● **TASK OBJECTIVE**
Copy out each line below exactly as it appears.

-- START OF PROVIDED RECORDS --

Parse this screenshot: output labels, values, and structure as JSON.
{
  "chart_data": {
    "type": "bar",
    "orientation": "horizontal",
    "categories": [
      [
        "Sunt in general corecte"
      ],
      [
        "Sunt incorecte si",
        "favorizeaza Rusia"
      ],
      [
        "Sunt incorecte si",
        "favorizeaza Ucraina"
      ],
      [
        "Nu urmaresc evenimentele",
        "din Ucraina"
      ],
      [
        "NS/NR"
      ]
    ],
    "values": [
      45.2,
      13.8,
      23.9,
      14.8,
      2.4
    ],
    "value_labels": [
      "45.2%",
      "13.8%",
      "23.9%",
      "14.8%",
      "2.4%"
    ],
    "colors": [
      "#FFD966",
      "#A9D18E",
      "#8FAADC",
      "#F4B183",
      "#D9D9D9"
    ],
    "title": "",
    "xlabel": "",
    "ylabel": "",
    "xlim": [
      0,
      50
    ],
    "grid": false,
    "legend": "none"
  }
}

-- END OF PROVIDED RECORDS --

● **OUTPUT OF THE EXERCISE**
Parse this screenshot: output labels, values, and structure as JSON.
{
  "chart_data": {
    "type": "bar",
    "orientation": "horizontal",
    "categories": [
      [
        "Sunt in general corecte"
      ],
      [
        "Sunt incorecte si",
        "favorizeaza Rusia"
      ],
      [
        "Sunt incorecte si",
        "favorizeaza Ucraina"
      ],
      [
        "Nu urmaresc evenimentele",
        "din Ucraina"
      ],
      [
        "NS/NR"
      ]
    ],
    "values": [
      45.2,
      13.8,
      23.9,
      14.8,
      2.4
    ],
    "value_labels": [
      "45.2%",
      "13.8%",
      "23.9%",
      "14.8%",
      "2.4%"
    ],
    "colors": [
      "#FFD966",
      "#A9D18E",
      "#8FAADC",
      "#F4B183",
      "#D9D9D9"
    ],
    "title": "",
    "xlabel": "",
    "ylabel": "",
    "xlim": [
      0,
      50
    ],
    "grid": false,
    "legend": "none"
  }
}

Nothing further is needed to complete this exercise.